◆ **Required task**: All of the data must be printed exactly; please include every line.

◆ **Input data**:

++++++++

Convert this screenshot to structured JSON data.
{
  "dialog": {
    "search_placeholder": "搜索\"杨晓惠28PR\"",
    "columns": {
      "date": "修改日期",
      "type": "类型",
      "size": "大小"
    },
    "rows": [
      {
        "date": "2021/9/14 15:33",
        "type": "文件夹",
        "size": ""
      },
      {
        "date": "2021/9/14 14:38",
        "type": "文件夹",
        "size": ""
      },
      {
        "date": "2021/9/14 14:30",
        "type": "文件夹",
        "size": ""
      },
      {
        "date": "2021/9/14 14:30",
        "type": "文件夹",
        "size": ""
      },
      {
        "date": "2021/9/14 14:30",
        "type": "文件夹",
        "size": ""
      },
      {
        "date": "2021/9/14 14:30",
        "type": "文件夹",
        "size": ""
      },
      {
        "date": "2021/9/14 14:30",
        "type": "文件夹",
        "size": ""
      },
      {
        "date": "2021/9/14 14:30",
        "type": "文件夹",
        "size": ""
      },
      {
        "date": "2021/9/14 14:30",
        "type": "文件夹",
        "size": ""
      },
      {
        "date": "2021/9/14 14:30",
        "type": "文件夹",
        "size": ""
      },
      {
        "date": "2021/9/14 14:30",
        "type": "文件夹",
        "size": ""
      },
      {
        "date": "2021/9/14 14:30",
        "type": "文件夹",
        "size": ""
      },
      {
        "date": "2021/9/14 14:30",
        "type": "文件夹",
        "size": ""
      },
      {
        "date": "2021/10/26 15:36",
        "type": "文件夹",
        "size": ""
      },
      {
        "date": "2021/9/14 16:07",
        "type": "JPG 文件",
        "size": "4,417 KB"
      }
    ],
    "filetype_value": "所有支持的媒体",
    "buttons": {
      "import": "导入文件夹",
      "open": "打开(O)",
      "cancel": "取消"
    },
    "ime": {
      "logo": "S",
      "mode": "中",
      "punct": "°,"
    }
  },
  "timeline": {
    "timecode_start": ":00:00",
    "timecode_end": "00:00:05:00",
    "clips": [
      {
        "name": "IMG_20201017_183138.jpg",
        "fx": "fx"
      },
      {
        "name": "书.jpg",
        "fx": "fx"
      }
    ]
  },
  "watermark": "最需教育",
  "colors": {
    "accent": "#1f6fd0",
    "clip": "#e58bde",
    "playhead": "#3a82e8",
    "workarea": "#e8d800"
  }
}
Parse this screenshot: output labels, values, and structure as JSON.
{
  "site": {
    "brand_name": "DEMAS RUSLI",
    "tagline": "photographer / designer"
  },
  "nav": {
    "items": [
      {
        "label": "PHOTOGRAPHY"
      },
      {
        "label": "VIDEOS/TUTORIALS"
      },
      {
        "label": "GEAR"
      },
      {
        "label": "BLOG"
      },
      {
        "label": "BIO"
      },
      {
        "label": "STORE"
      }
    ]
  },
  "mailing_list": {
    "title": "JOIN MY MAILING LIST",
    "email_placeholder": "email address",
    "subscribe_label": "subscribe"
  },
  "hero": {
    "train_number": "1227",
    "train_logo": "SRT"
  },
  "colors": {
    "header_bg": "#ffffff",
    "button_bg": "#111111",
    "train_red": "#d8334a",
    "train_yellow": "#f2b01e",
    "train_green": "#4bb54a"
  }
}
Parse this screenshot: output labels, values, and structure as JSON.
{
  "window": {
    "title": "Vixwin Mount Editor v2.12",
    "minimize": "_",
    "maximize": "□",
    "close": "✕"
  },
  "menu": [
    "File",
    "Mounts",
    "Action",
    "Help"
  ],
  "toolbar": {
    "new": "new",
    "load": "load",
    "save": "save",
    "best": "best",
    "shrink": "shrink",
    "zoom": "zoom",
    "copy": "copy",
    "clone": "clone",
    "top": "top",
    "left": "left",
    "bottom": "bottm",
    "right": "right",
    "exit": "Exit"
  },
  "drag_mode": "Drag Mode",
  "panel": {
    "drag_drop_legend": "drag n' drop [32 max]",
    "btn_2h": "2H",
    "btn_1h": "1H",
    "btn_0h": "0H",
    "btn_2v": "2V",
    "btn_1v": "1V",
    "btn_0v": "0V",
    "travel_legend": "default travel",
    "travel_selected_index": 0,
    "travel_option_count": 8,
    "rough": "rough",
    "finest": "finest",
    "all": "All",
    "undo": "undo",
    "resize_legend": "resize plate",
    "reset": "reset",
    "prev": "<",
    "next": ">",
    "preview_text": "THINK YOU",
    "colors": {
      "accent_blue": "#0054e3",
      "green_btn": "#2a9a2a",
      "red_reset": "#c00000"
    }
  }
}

++++++++

◆ **Result for this task**:
Convert this screenshot to structured JSON data.
{
  "dialog": {
    "search_placeholder": "搜索\"杨晓惠28PR\"",
    "columns": {
      "date": "修改日期",
      "type": "类型",
      "size": "大小"
    },
    "rows": [
      {
        "date": "2021/9/14 15:33",
        "type": "文件夹",
        "size": ""
      },
      {
        "date": "2021/9/14 14:38",
        "type": "文件夹",
        "size": ""
      },
      {
        "date": "2021/9/14 14:30",
        "type": "文件夹",
        "size": ""
      },
      {
        "date": "2021/9/14 14:30",
        "type": "文件夹",
        "size": ""
      },
      {
        "date": "2021/9/14 14:30",
        "type": "文件夹",
        "size": ""
      },
      {
        "date": "2021/9/14 14:30",
        "type": "文件夹",
        "size": ""
      },
      {
        "date": "2021/9/14 14:30",
        "type": "文件夹",
        "size": ""
      },
      {
        "date": "2021/9/14 14:30",
        "type": "文件夹",
        "size": ""
      },
      {
        "date": "2021/9/14 14:30",
        "type": "文件夹",
        "size": ""
      },
      {
        "date": "2021/9/14 14:30",
        "type": "文件夹",
        "size": ""
      },
      {
        "date": "2021/9/14 14:30",
        "type": "文件夹",
        "size": ""
      },
      {
        "date": "2021/9/14 14:30",
        "type": "文件夹",
        "size": ""
      },
      {
        "date": "2021/9/14 14:30",
        "type": "文件夹",
        "size": ""
      },
      {
        "date": "2021/10/26 15:36",
        "type": "文件夹",
        "size": ""
      },
      {
        "date": "2021/9/14 16:07",
        "type": "JPG 文件",
        "size": "4,417 KB"
      }
    ],
    "filetype_value": "所有支持的媒体",
    "buttons": {
      "import": "导入文件夹",
      "open": "打开(O)",
      "cancel": "取消"
    },
    "ime": {
      "logo": "S",
      "mode": "中",
      "punct": "°,"
    }
  },
  "timeline": {
    "timecode_start": ":00:00",
    "timecode_end": "00:00:05:00",
    "clips": [
      {
        "name": "IMG_20201017_183138.jpg",
        "fx": "fx"
      },
      {
        "name": "书.jpg",
        "fx": "fx"
      }
    ]
  },
  "watermark": "最需教育",
  "colors": {
    "accent": "#1f6fd0",
    "clip": "#e58bde",
    "playhead": "#3a82e8",
    "workarea": "#e8d800"
  }
}
Parse this screenshot: output labels, values, and structure as JSON.
{
  "site": {
    "brand_name": "DEMAS RUSLI",
    "tagline": "photographer / designer"
  },
  "nav": {
    "items": [
      {
        "label": "PHOTOGRAPHY"
      },
      {
        "label": "VIDEOS/TUTORIALS"
      },
      {
        "label": "GEAR"
      },
      {
        "label": "BLOG"
      },
      {
        "label": "BIO"
      },
      {
        "label": "STORE"
      }
    ]
  },
  "mailing_list": {
    "title": "JOIN MY MAILING LIST",
    "email_placeholder": "email address",
    "subscribe_label": "subscribe"
  },
  "hero": {
    "train_number": "1227",
    "train_logo": "SRT"
  },
  "colors": {
    "header_bg": "#ffffff",
    "button_bg": "#111111",
    "train_red": "#d8334a",
    "train_yellow": "#f2b01e",
    "train_green": "#4bb54a"
  }
}
Parse this screenshot: output labels, values, and structure as JSON.
{
  "window": {
    "title": "Vixwin Mount Editor v2.12",
    "minimize": "_",
    "maximize": "□",
    "close": "✕"
  },
  "menu": [
    "File",
    "Mounts",
    "Action",
    "Help"
  ],
  "toolbar": {
    "new": "new",
    "load": "load",
    "save": "save",
    "best": "best",
    "shrink": "shrink",
    "zoom": "zoom",
    "copy": "copy",
    "clone": "clone",
    "top": "top",
    "left": "left",
    "bottom": "bottm",
    "right": "right",
    "exit": "Exit"
  },
  "drag_mode": "Drag Mode",
  "panel": {
    "drag_drop_legend": "drag n' drop [32 max]",
    "btn_2h": "2H",
    "btn_1h": "1H",
    "btn_0h": "0H",
    "btn_2v": "2V",
    "btn_1v": "1V",
    "btn_0v": "0V",
    "travel_legend": "default travel",
    "travel_selected_index": 0,
    "travel_option_count": 8,
    "rough": "rough",
    "finest": "finest",
    "all": "All",
    "undo": "undo",
    "resize_legend": "resize plate",
    "reset": "reset",
    "prev": "<",
    "next": ">",
    "preview_text": "THINK YOU",
    "colors": {
      "accent_blue": "#0054e3",
      "green_btn": "#2a9a2a",
      "red_reset": "#c00000"
    }
  }
}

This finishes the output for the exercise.